**Description of the task**
From the entries below, please gather each line containing the string "January".

+ + +

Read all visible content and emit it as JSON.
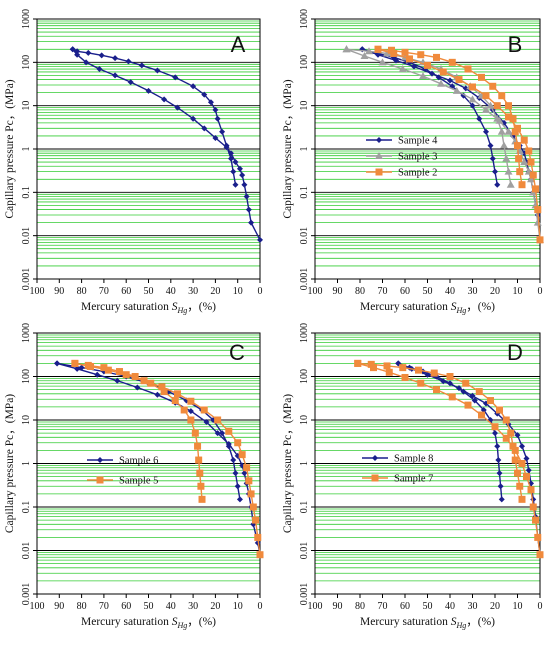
{
  "figure": {
    "ylabel": "Capillary pressure Pc，(MPa)",
    "xlabel_prefix": "Mercury saturation ",
    "xlabel_symbol": "S",
    "xlabel_subscript": "Hg",
    "xlabel_suffix": "，(%)"
  },
  "colors": {
    "grid_green": "#33cc33",
    "navy": "#1a1f8c",
    "orange": "#f08a3c",
    "gray": "#a0a0a0"
  },
  "chart_data": [
    {
      "type": "line",
      "panel": "A",
      "xlim": [
        100,
        0
      ],
      "ylim": [
        0.001,
        1000
      ],
      "yscale": "log",
      "xticks": [
        "100",
        "90",
        "80",
        "70",
        "60",
        "50",
        "40",
        "30",
        "20",
        "10",
        "0"
      ],
      "yticks": [
        "0.001",
        "0.01",
        "0.1",
        "1",
        "10",
        "100",
        "1000"
      ],
      "legend": [],
      "series": [
        {
          "marker": "diamond",
          "color": "#1a1f8c",
          "x": [
            11,
            12,
            13,
            15,
            17,
            19,
            20,
            22,
            25,
            30,
            38,
            46,
            53,
            59,
            65,
            71,
            77,
            82,
            84
          ],
          "y": [
            0.15,
            0.3,
            0.6,
            1.2,
            2.5,
            5,
            8,
            12,
            18,
            28,
            45,
            65,
            85,
            105,
            125,
            145,
            165,
            180,
            200
          ]
        },
        {
          "marker": "diamond",
          "color": "#1a1f8c",
          "x": [
            84,
            82,
            78,
            72,
            65,
            58,
            50,
            43,
            37,
            30,
            25,
            20,
            15,
            13,
            11,
            9,
            8,
            7,
            6,
            5,
            4,
            0
          ],
          "y": [
            200,
            150,
            100,
            70,
            50,
            35,
            22,
            14,
            9,
            5,
            3,
            1.8,
            1.1,
            0.8,
            0.5,
            0.35,
            0.25,
            0.15,
            0.08,
            0.04,
            0.02,
            0.008
          ]
        }
      ]
    },
    {
      "type": "line",
      "panel": "B",
      "xlim": [
        100,
        0
      ],
      "ylim": [
        0.001,
        1000
      ],
      "yscale": "log",
      "xticks": [
        "100",
        "90",
        "80",
        "70",
        "60",
        "50",
        "40",
        "30",
        "20",
        "10",
        "0"
      ],
      "yticks": [
        "0.001",
        "0.01",
        "0.1",
        "1",
        "10",
        "100",
        "1000"
      ],
      "legend": [
        "Sample 4",
        "Sample 3",
        "Sample 2"
      ],
      "series": [
        {
          "name": "Sample 4",
          "marker": "diamond",
          "color": "#1a1f8c",
          "x": [
            19,
            20,
            21,
            22,
            24,
            27,
            30,
            34,
            39,
            45,
            51,
            58,
            65,
            72,
            79
          ],
          "y": [
            0.15,
            0.3,
            0.6,
            1.2,
            2.5,
            5,
            10,
            17,
            28,
            45,
            70,
            100,
            130,
            160,
            200
          ]
        },
        {
          "name": "Sample 4",
          "marker": "diamond",
          "color": "#1a1f8c",
          "x": [
            79,
            72,
            64,
            56,
            48,
            40,
            33,
            27,
            21,
            16,
            12,
            9,
            7,
            6,
            5,
            4,
            3,
            1,
            0
          ],
          "y": [
            200,
            150,
            110,
            80,
            55,
            38,
            25,
            15,
            8,
            4,
            2,
            1.2,
            0.8,
            0.5,
            0.3,
            0.2,
            0.1,
            0.03,
            0.008
          ]
        },
        {
          "name": "Sample 3",
          "marker": "triangle",
          "color": "#a0a0a0",
          "x": [
            13,
            14,
            15,
            16,
            17,
            19,
            22,
            26,
            31,
            37,
            44,
            52,
            60,
            68,
            76,
            86
          ],
          "y": [
            0.15,
            0.3,
            0.6,
            1.2,
            2.5,
            5,
            10,
            17,
            28,
            45,
            70,
            100,
            130,
            160,
            180,
            200
          ]
        },
        {
          "name": "Sample 3",
          "marker": "triangle",
          "color": "#a0a0a0",
          "x": [
            86,
            78,
            70,
            61,
            52,
            44,
            37,
            30,
            24,
            18,
            14,
            11,
            9,
            7,
            5,
            4,
            3,
            2,
            1,
            0
          ],
          "y": [
            200,
            140,
            100,
            70,
            48,
            32,
            22,
            14,
            8,
            4.5,
            2.5,
            1.5,
            0.9,
            0.5,
            0.3,
            0.2,
            0.1,
            0.05,
            0.02,
            0.008
          ]
        },
        {
          "name": "Sample 2",
          "marker": "square",
          "color": "#f08a3c",
          "x": [
            8,
            9,
            9.5,
            10,
            11,
            12,
            14,
            17,
            21,
            26,
            32,
            39,
            46,
            53,
            60,
            66,
            72
          ],
          "y": [
            0.15,
            0.3,
            0.6,
            1.2,
            2.5,
            5,
            10,
            17,
            28,
            45,
            70,
            100,
            130,
            150,
            170,
            190,
            200
          ]
        },
        {
          "name": "Sample 2",
          "marker": "square",
          "color": "#f08a3c",
          "x": [
            72,
            65,
            58,
            50,
            43,
            36,
            30,
            24,
            19,
            14,
            10,
            7,
            5,
            4,
            3,
            2,
            1,
            0
          ],
          "y": [
            200,
            160,
            120,
            85,
            60,
            40,
            27,
            17,
            10,
            5.5,
            3,
            1.6,
            0.9,
            0.5,
            0.25,
            0.12,
            0.04,
            0.008
          ]
        }
      ]
    },
    {
      "type": "line",
      "panel": "C",
      "xlim": [
        100,
        0
      ],
      "ylim": [
        0.001,
        1000
      ],
      "yscale": "log",
      "xticks": [
        "100",
        "90",
        "80",
        "70",
        "60",
        "50",
        "40",
        "30",
        "20",
        "10",
        "0"
      ],
      "yticks": [
        "0.001",
        "0.01",
        "0.1",
        "1",
        "10",
        "100",
        "1000"
      ],
      "legend": [
        "Sample 6",
        "Sample 5"
      ],
      "series": [
        {
          "name": "Sample 6",
          "marker": "diamond",
          "color": "#1a1f8c",
          "x": [
            9,
            10,
            11,
            12,
            14,
            17,
            21,
            26,
            33,
            41,
            50,
            60,
            70,
            80,
            91
          ],
          "y": [
            0.15,
            0.3,
            0.6,
            1.2,
            2.5,
            5,
            10,
            17,
            28,
            45,
            70,
            100,
            130,
            160,
            200
          ]
        },
        {
          "name": "Sample 6",
          "marker": "diamond",
          "color": "#1a1f8c",
          "x": [
            91,
            82,
            73,
            64,
            55,
            46,
            38,
            31,
            24,
            19,
            14,
            10,
            8,
            7,
            6,
            5,
            4,
            3,
            1,
            0
          ],
          "y": [
            200,
            150,
            110,
            80,
            56,
            38,
            25,
            16,
            9,
            5,
            2.8,
            1.5,
            0.9,
            0.6,
            0.35,
            0.2,
            0.1,
            0.04,
            0.015,
            0.008
          ]
        },
        {
          "name": "Sample 5",
          "marker": "square",
          "color": "#f08a3c",
          "x": [
            26,
            26.5,
            27,
            27.5,
            28,
            29,
            31,
            34,
            38,
            43,
            49,
            56,
            63,
            70,
            77,
            83
          ],
          "y": [
            0.15,
            0.3,
            0.6,
            1.2,
            2.5,
            5,
            10,
            17,
            28,
            45,
            70,
            100,
            130,
            160,
            180,
            200
          ]
        },
        {
          "name": "Sample 5",
          "marker": "square",
          "color": "#f08a3c",
          "x": [
            83,
            76,
            68,
            60,
            52,
            44,
            37,
            31,
            25,
            19,
            14,
            10,
            8,
            6,
            5,
            4,
            3,
            2,
            1,
            0
          ],
          "y": [
            200,
            170,
            140,
            110,
            80,
            58,
            40,
            27,
            17,
            10,
            5.5,
            3,
            1.6,
            0.8,
            0.4,
            0.2,
            0.1,
            0.05,
            0.02,
            0.008
          ]
        }
      ]
    },
    {
      "type": "line",
      "panel": "D",
      "xlim": [
        100,
        0
      ],
      "ylim": [
        0.001,
        1000
      ],
      "yscale": "log",
      "xticks": [
        "100",
        "90",
        "80",
        "70",
        "60",
        "50",
        "40",
        "30",
        "20",
        "10",
        "0"
      ],
      "yticks": [
        "0.001",
        "0.01",
        "0.1",
        "1",
        "10",
        "100",
        "1000"
      ],
      "legend": [
        "Sample 8",
        "Sample 7"
      ],
      "series": [
        {
          "name": "Sample 8",
          "marker": "diamond",
          "color": "#1a1f8c",
          "x": [
            17,
            17.5,
            18,
            18.5,
            19,
            20,
            22,
            25,
            29,
            34,
            40,
            46,
            52,
            58,
            63
          ],
          "y": [
            0.15,
            0.3,
            0.6,
            1.2,
            2.5,
            5,
            10,
            17,
            28,
            45,
            70,
            100,
            130,
            160,
            200
          ]
        },
        {
          "name": "Sample 8",
          "marker": "diamond",
          "color": "#1a1f8c",
          "x": [
            63,
            57,
            50,
            43,
            36,
            30,
            24,
            19,
            14,
            10,
            8,
            6,
            5,
            4,
            3,
            2,
            1,
            0
          ],
          "y": [
            200,
            150,
            110,
            78,
            54,
            36,
            24,
            14,
            8,
            4.5,
            2.5,
            1.3,
            0.7,
            0.35,
            0.15,
            0.06,
            0.02,
            0.008
          ]
        },
        {
          "name": "Sample 7",
          "marker": "square",
          "color": "#f08a3c",
          "x": [
            8,
            9,
            10,
            11,
            12,
            13,
            15,
            18,
            22,
            27,
            33,
            40,
            47,
            54,
            61,
            68,
            75,
            81
          ],
          "y": [
            0.15,
            0.3,
            0.6,
            1.2,
            2.5,
            5,
            10,
            17,
            28,
            45,
            70,
            100,
            120,
            140,
            160,
            175,
            190,
            200
          ]
        },
        {
          "name": "Sample 7",
          "marker": "square",
          "color": "#f08a3c",
          "x": [
            81,
            74,
            67,
            60,
            53,
            46,
            39,
            32,
            26,
            20,
            15,
            11,
            8,
            6,
            4,
            3,
            2,
            1,
            0
          ],
          "y": [
            200,
            160,
            125,
            95,
            70,
            50,
            34,
            22,
            13,
            7,
            3.8,
            2,
            1,
            0.5,
            0.25,
            0.1,
            0.05,
            0.02,
            0.008
          ]
        }
      ]
    }
  ]
}
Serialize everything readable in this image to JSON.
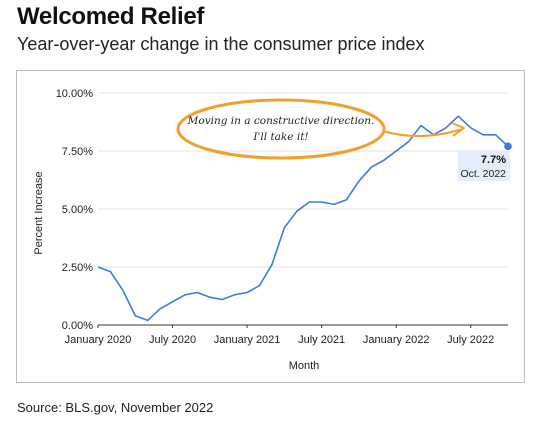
{
  "title": "Welcomed Relief",
  "subtitle": "Year-over-year change in the consumer price index",
  "source": "Source: BLS.gov, November 2022",
  "colors": {
    "line": "#3b7ddd",
    "annotation": "#f0a12c",
    "callout_bg": "#e4eefb"
  },
  "chart_data": {
    "type": "line",
    "xlabel": "Month",
    "ylabel": "Percent Increase",
    "ylim": [
      0,
      10
    ],
    "y_ticks": [
      "0.00%",
      "2.50%",
      "5.00%",
      "7.50%",
      "10.00%"
    ],
    "x_ticks": [
      "January 2020",
      "July 2020",
      "January 2021",
      "July 2021",
      "January 2022",
      "July 2022"
    ],
    "grid": "horizontal",
    "series": [
      {
        "x": [
          "2020-01",
          "2020-02",
          "2020-03",
          "2020-04",
          "2020-05",
          "2020-06",
          "2020-07",
          "2020-08",
          "2020-09",
          "2020-10",
          "2020-11",
          "2020-12",
          "2021-01",
          "2021-02",
          "2021-03",
          "2021-04",
          "2021-05",
          "2021-06",
          "2021-07",
          "2021-08",
          "2021-09",
          "2021-10",
          "2021-11",
          "2021-12",
          "2022-01",
          "2022-02",
          "2022-03",
          "2022-04",
          "2022-05",
          "2022-06",
          "2022-07",
          "2022-08",
          "2022-09",
          "2022-10"
        ],
        "values": [
          2.5,
          2.3,
          1.5,
          0.4,
          0.2,
          0.7,
          1.0,
          1.3,
          1.4,
          1.2,
          1.1,
          1.3,
          1.4,
          1.7,
          2.6,
          4.2,
          4.9,
          5.3,
          5.3,
          5.2,
          5.4,
          6.2,
          6.8,
          7.1,
          7.5,
          7.9,
          8.6,
          8.2,
          8.5,
          9.0,
          8.5,
          8.2,
          8.2,
          7.7
        ]
      }
    ],
    "callout": {
      "value": "7.7%",
      "label": "Oct. 2022"
    },
    "annotation": {
      "line1": "Moving in a constructive direction.",
      "line2": "I'll take it!"
    }
  }
}
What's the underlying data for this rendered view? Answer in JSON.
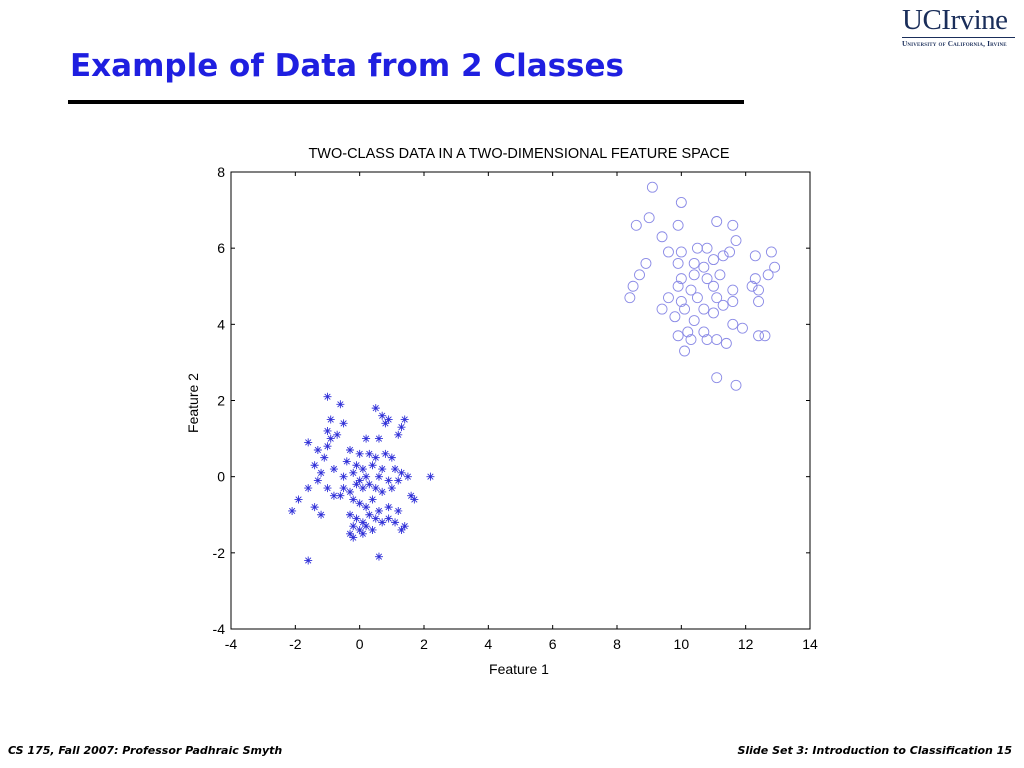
{
  "slide": {
    "title": "Example of Data from 2 Classes",
    "logo": {
      "main": "UCIrvine",
      "sub": "University of California, Irvine"
    },
    "footer_left": "CS 175, Fall 2007: Professor Padhraic Smyth",
    "footer_right": "Slide Set 3: Introduction to Classification 15"
  },
  "chart_data": {
    "type": "scatter",
    "title": "TWO-CLASS DATA IN A TWO-DIMENSIONAL FEATURE SPACE",
    "xlabel": "Feature 1",
    "ylabel": "Feature 2",
    "xlim": [
      -4,
      14
    ],
    "ylim": [
      -4,
      8
    ],
    "xticks": [
      "-4",
      "-2",
      "0",
      "2",
      "4",
      "6",
      "8",
      "10",
      "12",
      "14"
    ],
    "yticks": [
      "8",
      "6",
      "4",
      "2",
      "0",
      "-2",
      "-4"
    ],
    "grid": false,
    "legend": "none",
    "series": [
      {
        "marker": "star",
        "color": "#3030d8",
        "points": [
          [
            -1.0,
            2.1
          ],
          [
            -0.6,
            1.9
          ],
          [
            0.5,
            1.8
          ],
          [
            0.7,
            1.6
          ],
          [
            0.9,
            1.5
          ],
          [
            1.4,
            1.5
          ],
          [
            -0.9,
            1.5
          ],
          [
            -0.5,
            1.4
          ],
          [
            -1.0,
            1.2
          ],
          [
            -0.9,
            1.0
          ],
          [
            -0.7,
            1.1
          ],
          [
            0.2,
            1.0
          ],
          [
            0.6,
            1.0
          ],
          [
            1.2,
            1.1
          ],
          [
            1.3,
            1.3
          ],
          [
            0.8,
            1.4
          ],
          [
            -1.6,
            0.9
          ],
          [
            -1.3,
            0.7
          ],
          [
            -1.1,
            0.5
          ],
          [
            -1.0,
            0.8
          ],
          [
            -0.3,
            0.7
          ],
          [
            0.0,
            0.6
          ],
          [
            0.3,
            0.6
          ],
          [
            0.5,
            0.5
          ],
          [
            0.8,
            0.6
          ],
          [
            1.0,
            0.5
          ],
          [
            -0.4,
            0.4
          ],
          [
            -1.4,
            0.3
          ],
          [
            -1.2,
            0.1
          ],
          [
            -0.8,
            0.2
          ],
          [
            -0.1,
            0.3
          ],
          [
            0.1,
            0.2
          ],
          [
            0.4,
            0.3
          ],
          [
            0.7,
            0.2
          ],
          [
            1.1,
            0.2
          ],
          [
            1.3,
            0.1
          ],
          [
            -0.5,
            0.0
          ],
          [
            -0.2,
            0.1
          ],
          [
            0.0,
            -0.1
          ],
          [
            0.2,
            0.0
          ],
          [
            0.6,
            0.0
          ],
          [
            0.9,
            -0.1
          ],
          [
            1.2,
            -0.1
          ],
          [
            1.5,
            0.0
          ],
          [
            2.2,
            0.0
          ],
          [
            -1.6,
            -0.3
          ],
          [
            -1.3,
            -0.1
          ],
          [
            -1.0,
            -0.3
          ],
          [
            -0.8,
            -0.5
          ],
          [
            -0.5,
            -0.3
          ],
          [
            -0.3,
            -0.4
          ],
          [
            -0.1,
            -0.2
          ],
          [
            0.1,
            -0.3
          ],
          [
            0.3,
            -0.2
          ],
          [
            0.5,
            -0.3
          ],
          [
            0.7,
            -0.4
          ],
          [
            1.0,
            -0.3
          ],
          [
            -2.1,
            -0.9
          ],
          [
            -1.9,
            -0.6
          ],
          [
            -1.4,
            -0.8
          ],
          [
            -1.2,
            -1.0
          ],
          [
            -0.6,
            -0.5
          ],
          [
            -0.2,
            -0.6
          ],
          [
            0.0,
            -0.7
          ],
          [
            0.2,
            -0.8
          ],
          [
            0.4,
            -0.6
          ],
          [
            0.6,
            -0.9
          ],
          [
            0.9,
            -0.8
          ],
          [
            1.2,
            -0.9
          ],
          [
            1.6,
            -0.5
          ],
          [
            1.7,
            -0.6
          ],
          [
            -0.3,
            -1.0
          ],
          [
            -0.1,
            -1.1
          ],
          [
            0.1,
            -1.2
          ],
          [
            0.3,
            -1.0
          ],
          [
            0.5,
            -1.1
          ],
          [
            0.7,
            -1.2
          ],
          [
            0.9,
            -1.1
          ],
          [
            1.1,
            -1.2
          ],
          [
            1.3,
            -1.4
          ],
          [
            1.4,
            -1.3
          ],
          [
            -0.2,
            -1.3
          ],
          [
            0.0,
            -1.4
          ],
          [
            0.2,
            -1.3
          ],
          [
            0.4,
            -1.4
          ],
          [
            -0.3,
            -1.5
          ],
          [
            -0.2,
            -1.6
          ],
          [
            0.1,
            -1.5
          ],
          [
            -1.6,
            -2.2
          ],
          [
            0.6,
            -2.1
          ]
        ]
      },
      {
        "marker": "circle",
        "color": "#8a8ae6",
        "points": [
          [
            9.1,
            7.6
          ],
          [
            10.0,
            7.2
          ],
          [
            9.0,
            6.8
          ],
          [
            8.6,
            6.6
          ],
          [
            9.9,
            6.6
          ],
          [
            11.1,
            6.7
          ],
          [
            11.6,
            6.6
          ],
          [
            9.4,
            6.3
          ],
          [
            11.7,
            6.2
          ],
          [
            9.6,
            5.9
          ],
          [
            10.0,
            5.9
          ],
          [
            10.5,
            6.0
          ],
          [
            10.8,
            6.0
          ],
          [
            8.9,
            5.6
          ],
          [
            9.9,
            5.6
          ],
          [
            10.4,
            5.6
          ],
          [
            10.7,
            5.5
          ],
          [
            11.0,
            5.7
          ],
          [
            11.3,
            5.8
          ],
          [
            11.5,
            5.9
          ],
          [
            12.3,
            5.8
          ],
          [
            12.8,
            5.9
          ],
          [
            12.9,
            5.5
          ],
          [
            8.7,
            5.3
          ],
          [
            10.0,
            5.2
          ],
          [
            10.4,
            5.3
          ],
          [
            10.8,
            5.2
          ],
          [
            11.2,
            5.3
          ],
          [
            12.3,
            5.2
          ],
          [
            12.7,
            5.3
          ],
          [
            8.5,
            5.0
          ],
          [
            9.9,
            5.0
          ],
          [
            10.3,
            4.9
          ],
          [
            11.0,
            5.0
          ],
          [
            11.6,
            4.9
          ],
          [
            12.2,
            5.0
          ],
          [
            12.4,
            4.9
          ],
          [
            8.4,
            4.7
          ],
          [
            9.6,
            4.7
          ],
          [
            10.0,
            4.6
          ],
          [
            10.5,
            4.7
          ],
          [
            11.1,
            4.7
          ],
          [
            11.6,
            4.6
          ],
          [
            12.4,
            4.6
          ],
          [
            9.4,
            4.4
          ],
          [
            10.1,
            4.4
          ],
          [
            10.7,
            4.4
          ],
          [
            11.3,
            4.5
          ],
          [
            9.8,
            4.2
          ],
          [
            10.4,
            4.1
          ],
          [
            11.0,
            4.3
          ],
          [
            11.6,
            4.0
          ],
          [
            11.9,
            3.9
          ],
          [
            10.2,
            3.8
          ],
          [
            10.7,
            3.8
          ],
          [
            9.9,
            3.7
          ],
          [
            10.3,
            3.6
          ],
          [
            10.8,
            3.6
          ],
          [
            11.1,
            3.6
          ],
          [
            12.4,
            3.7
          ],
          [
            12.6,
            3.7
          ],
          [
            11.4,
            3.5
          ],
          [
            10.1,
            3.3
          ],
          [
            11.1,
            2.6
          ],
          [
            11.7,
            2.4
          ]
        ]
      }
    ]
  }
}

+ + +

**Solution**
      "January 2020",
      "January 2021",
      "January 2022",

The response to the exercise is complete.